### TASK DETAILS
Say how many lines include "Shiquanhe", with no words around the number.

### EXERCISE DATA
----
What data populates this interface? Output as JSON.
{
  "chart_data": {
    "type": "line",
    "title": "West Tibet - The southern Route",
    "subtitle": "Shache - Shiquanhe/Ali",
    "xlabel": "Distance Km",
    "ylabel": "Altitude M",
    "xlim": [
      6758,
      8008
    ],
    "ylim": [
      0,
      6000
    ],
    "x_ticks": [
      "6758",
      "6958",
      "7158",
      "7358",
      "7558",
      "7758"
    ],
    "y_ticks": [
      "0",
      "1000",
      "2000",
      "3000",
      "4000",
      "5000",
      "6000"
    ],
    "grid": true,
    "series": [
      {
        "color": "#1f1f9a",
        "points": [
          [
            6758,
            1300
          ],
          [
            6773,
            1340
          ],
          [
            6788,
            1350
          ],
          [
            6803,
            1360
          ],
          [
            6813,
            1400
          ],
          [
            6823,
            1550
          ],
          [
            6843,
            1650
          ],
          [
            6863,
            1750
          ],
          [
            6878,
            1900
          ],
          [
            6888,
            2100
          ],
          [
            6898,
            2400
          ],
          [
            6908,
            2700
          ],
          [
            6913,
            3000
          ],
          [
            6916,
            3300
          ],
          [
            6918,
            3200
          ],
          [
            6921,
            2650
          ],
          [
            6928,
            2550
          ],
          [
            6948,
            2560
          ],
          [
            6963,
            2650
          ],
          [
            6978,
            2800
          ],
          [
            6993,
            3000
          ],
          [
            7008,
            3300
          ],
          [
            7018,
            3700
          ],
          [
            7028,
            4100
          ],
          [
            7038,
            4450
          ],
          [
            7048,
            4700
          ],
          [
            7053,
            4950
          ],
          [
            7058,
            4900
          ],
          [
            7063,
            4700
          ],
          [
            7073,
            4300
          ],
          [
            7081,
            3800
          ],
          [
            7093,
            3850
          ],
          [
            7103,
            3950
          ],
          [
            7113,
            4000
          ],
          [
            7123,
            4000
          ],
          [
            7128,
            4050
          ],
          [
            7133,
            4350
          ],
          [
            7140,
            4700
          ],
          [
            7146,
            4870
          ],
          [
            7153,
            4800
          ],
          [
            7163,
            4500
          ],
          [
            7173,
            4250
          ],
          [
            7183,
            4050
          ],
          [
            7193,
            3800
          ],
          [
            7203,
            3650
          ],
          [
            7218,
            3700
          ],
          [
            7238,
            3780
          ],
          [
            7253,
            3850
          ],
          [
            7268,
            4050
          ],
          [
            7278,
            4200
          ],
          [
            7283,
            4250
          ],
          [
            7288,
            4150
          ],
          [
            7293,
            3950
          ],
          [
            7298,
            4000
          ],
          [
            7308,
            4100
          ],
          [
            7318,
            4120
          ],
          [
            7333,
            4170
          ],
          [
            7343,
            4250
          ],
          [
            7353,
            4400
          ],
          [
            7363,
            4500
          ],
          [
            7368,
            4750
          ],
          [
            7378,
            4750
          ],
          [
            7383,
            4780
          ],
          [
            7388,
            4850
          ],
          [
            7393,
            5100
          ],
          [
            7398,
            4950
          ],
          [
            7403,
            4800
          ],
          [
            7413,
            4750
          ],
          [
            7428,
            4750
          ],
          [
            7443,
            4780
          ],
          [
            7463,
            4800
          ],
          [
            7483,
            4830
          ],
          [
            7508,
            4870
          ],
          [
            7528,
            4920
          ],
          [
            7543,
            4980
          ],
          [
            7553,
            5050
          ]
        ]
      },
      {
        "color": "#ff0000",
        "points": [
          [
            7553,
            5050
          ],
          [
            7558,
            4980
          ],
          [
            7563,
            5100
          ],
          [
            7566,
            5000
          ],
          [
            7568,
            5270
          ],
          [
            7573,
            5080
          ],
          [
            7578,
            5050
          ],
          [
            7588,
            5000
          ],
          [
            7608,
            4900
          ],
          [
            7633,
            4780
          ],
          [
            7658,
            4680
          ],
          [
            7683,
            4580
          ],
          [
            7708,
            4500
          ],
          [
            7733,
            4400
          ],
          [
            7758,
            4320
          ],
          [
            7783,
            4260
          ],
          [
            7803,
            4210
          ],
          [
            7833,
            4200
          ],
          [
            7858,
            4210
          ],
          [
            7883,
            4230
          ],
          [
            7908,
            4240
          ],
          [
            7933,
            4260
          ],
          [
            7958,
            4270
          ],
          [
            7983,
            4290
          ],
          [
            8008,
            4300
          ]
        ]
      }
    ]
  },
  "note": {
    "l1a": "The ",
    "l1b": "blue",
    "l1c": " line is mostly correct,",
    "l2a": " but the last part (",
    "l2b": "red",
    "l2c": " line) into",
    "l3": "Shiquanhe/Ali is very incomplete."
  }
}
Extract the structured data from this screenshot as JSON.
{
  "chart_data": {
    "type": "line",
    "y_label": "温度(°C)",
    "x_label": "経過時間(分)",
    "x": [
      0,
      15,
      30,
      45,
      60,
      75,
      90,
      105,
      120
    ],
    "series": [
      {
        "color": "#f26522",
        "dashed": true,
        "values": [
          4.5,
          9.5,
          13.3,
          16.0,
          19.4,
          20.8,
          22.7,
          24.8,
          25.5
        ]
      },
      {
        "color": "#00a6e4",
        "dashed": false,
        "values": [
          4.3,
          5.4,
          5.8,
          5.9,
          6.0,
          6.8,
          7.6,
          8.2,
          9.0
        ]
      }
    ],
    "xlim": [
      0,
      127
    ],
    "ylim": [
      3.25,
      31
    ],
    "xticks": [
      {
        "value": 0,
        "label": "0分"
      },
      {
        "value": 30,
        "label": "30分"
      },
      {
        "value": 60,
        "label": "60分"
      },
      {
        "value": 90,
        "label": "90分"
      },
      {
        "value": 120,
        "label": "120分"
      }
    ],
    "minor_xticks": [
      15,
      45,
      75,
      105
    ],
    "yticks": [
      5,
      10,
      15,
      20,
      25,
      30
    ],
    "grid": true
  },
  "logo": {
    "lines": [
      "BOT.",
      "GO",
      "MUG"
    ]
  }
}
----
### FINAL RESULT
2